__BRIEF 1__:
List every place name that appears in the post about dust on snow.
__BRIEF 2__:
Using the post about dust on snow, determine whether each statement agrees with it, and quote the words that decide: (a) Scarp Ridge recorded wind speeds of 110 mph during the storm. (b) Dust affects surface warming only when it lies directly on top of the snow. (c) Dusty snow can absorb up to ten times the solar energy of a clean snowpack.
__BRIEF 3__:
Retype the part of the post about dust on snow starting at "Monday, March 31, 2014" and ending at "chunk of Moab.".

__EXCERPTED PASSAGE__:
★ ★ ★ ★

Monday, March 31, 2014

Oh no! Dust on snow

Yesterday, we got a brief and silty taste of the Dirty Thirties when a major dust storm blew over Crested Butte.  Scarp Ridge recorded wind speeds of 110 mph (the highest of the season), and these winds brought with them a sizeable chunk of Moab.
Dust-ageddon in Crested Butte on March 30, 2014.  Photo credit: Matt Hogan

How will this dust on snow event affect snow stability and avalanches?   Lets start with a key concept: albedo.   Albedo is how reflective a surface is.  White colors have a high albedo -- they reflect a high amount of radiation energy rather than absorb it. That is why you reach for a light colored T-shirt if you're going outside on a hot sunny day instead of a black T-shirt.  Fresh snow has a very high albedo and it reflects most incoming solar energy. (So thats why my mom always made me double up on sunscreen when I went skiing!)  On the other hand, the dark-colored dust more readily absorbs solar energy and heat, and also retains that heat longer.

Pristine snow reflects radiation more effectively than dusty snow.  Courtesy of Jeff Deems.
Dusty snow can absorb two or three times the solar energy of a clean snowpack.  Whenever dust is near the surface of the snow (even when its buried up to a foot deep), it amplifies the rate of surface warming, increasing the amount of snowmelt and weakening the snow around it.   This leads to more frequent loose wet avalanches.  Intense melt rates send freewater deeper into the snowpack, which can also compromise the strength of deeply buried weak layers, causing an increased likelihood of wet slab avalanches.  Both of these problems, with or without dust, can be avoided by monitoring how well the snowpack refreezes at night and getting off of slopes before they thaw too much.  Dust on the snow simply shortens that window of stable snow and may prevent good overnight refreezes in some situations.
Snirt.  Snow+Dirt.   Photo taken March 31, 2014 near Crested Butte.

★ ★ ★ ★

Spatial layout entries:
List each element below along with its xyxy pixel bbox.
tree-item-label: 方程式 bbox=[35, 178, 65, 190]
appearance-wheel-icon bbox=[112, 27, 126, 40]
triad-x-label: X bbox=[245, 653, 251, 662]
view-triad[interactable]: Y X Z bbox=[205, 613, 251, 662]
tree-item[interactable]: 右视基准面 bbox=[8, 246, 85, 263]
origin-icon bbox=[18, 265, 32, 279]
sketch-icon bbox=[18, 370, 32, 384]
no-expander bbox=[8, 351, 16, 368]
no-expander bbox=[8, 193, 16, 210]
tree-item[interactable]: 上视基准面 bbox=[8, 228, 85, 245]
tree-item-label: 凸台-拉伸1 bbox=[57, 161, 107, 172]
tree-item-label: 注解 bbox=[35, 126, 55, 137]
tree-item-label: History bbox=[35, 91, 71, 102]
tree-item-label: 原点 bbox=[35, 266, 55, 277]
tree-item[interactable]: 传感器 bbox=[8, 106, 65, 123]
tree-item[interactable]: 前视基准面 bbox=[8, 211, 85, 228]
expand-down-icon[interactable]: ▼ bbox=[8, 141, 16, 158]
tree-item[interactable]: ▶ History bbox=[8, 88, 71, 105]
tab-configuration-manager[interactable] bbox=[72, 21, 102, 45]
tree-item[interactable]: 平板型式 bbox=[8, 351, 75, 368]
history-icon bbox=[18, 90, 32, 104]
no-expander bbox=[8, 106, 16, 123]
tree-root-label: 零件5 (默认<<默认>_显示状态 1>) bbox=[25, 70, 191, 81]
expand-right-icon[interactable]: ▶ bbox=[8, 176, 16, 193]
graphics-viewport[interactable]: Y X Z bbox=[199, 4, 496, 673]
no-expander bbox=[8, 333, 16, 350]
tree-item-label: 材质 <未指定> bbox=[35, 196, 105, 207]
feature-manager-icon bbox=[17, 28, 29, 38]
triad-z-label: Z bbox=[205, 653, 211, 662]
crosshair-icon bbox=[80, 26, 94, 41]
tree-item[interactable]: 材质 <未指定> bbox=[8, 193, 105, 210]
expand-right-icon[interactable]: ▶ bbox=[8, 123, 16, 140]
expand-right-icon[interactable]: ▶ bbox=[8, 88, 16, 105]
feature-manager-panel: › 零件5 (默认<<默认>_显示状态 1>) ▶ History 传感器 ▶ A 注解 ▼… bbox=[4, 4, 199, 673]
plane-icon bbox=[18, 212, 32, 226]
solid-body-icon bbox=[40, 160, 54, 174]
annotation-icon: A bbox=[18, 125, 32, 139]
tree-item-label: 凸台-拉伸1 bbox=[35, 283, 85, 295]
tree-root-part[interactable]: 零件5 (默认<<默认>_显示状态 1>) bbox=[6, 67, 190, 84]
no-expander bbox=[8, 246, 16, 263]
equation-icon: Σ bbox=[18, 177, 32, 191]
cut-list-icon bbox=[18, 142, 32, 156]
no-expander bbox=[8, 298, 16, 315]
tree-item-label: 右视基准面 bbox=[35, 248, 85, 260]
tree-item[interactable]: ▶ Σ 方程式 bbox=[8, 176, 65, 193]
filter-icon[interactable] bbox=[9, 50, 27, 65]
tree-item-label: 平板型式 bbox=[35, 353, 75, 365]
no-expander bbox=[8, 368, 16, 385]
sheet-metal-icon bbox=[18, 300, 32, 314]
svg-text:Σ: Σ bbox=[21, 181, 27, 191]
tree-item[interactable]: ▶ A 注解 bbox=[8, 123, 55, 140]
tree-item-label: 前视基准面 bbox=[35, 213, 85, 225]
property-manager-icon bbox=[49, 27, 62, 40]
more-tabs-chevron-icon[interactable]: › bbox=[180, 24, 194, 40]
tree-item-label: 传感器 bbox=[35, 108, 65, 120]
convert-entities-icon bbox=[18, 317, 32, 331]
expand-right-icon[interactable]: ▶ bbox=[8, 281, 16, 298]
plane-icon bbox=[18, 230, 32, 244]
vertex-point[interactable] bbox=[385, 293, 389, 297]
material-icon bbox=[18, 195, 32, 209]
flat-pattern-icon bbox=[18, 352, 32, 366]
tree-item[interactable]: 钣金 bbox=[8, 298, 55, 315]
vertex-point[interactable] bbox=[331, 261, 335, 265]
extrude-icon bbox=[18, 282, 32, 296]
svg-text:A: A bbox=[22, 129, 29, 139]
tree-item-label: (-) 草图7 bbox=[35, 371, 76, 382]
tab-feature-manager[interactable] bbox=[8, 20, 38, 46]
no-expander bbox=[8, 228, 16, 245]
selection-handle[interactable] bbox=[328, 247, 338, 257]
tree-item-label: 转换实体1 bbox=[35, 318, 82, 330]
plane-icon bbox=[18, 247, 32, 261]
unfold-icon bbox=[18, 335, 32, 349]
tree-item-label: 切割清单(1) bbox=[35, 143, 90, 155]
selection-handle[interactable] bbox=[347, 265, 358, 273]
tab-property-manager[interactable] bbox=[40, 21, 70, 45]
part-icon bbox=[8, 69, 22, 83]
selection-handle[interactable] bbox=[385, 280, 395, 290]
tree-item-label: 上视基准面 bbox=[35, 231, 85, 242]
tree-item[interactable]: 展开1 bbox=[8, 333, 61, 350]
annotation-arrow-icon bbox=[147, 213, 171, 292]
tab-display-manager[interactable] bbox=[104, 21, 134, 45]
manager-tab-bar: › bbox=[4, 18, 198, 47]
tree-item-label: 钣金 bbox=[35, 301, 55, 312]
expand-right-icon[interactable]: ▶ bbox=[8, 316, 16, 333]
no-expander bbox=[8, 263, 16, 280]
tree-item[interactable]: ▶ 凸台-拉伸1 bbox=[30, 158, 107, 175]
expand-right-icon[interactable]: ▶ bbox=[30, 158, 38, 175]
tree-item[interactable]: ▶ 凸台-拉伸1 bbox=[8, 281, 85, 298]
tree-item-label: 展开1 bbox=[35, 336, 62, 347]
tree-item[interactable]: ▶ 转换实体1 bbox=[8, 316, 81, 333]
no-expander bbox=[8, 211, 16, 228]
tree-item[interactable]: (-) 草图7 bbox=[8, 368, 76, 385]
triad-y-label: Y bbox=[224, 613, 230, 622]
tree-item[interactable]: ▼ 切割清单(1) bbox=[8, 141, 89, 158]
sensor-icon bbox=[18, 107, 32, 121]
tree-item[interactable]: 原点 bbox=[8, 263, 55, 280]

★ ★ ★ ★

__EXERCISE RESPONSE 1__:
Crested Butte, Scarp Ridge, Moab

__EXERCISE RESPONSE 2__:
(a) Yes: "Scarp Ridge recorded wind speeds of 110 mph (the highest of the season)"
(b) No: "Whenever dust is near the surface of the snow (even when its buried up to a foot deep), it amplifies the rate of surface warming"
(c) No: "Dusty snow can absorb two or three times the solar energy of a clean snowpack."

__EXERCISE RESPONSE 3__:
Monday, March 31, 2014

Oh no! Dust on snow

Yesterday, we got a brief and silty taste of the Dirty Thirties when a major dust storm blew over Crested Butte.  Scarp Ridge recorded wind speeds of 110 mph (the highest of the season), and these winds brought with them a sizeable chunk of Moab.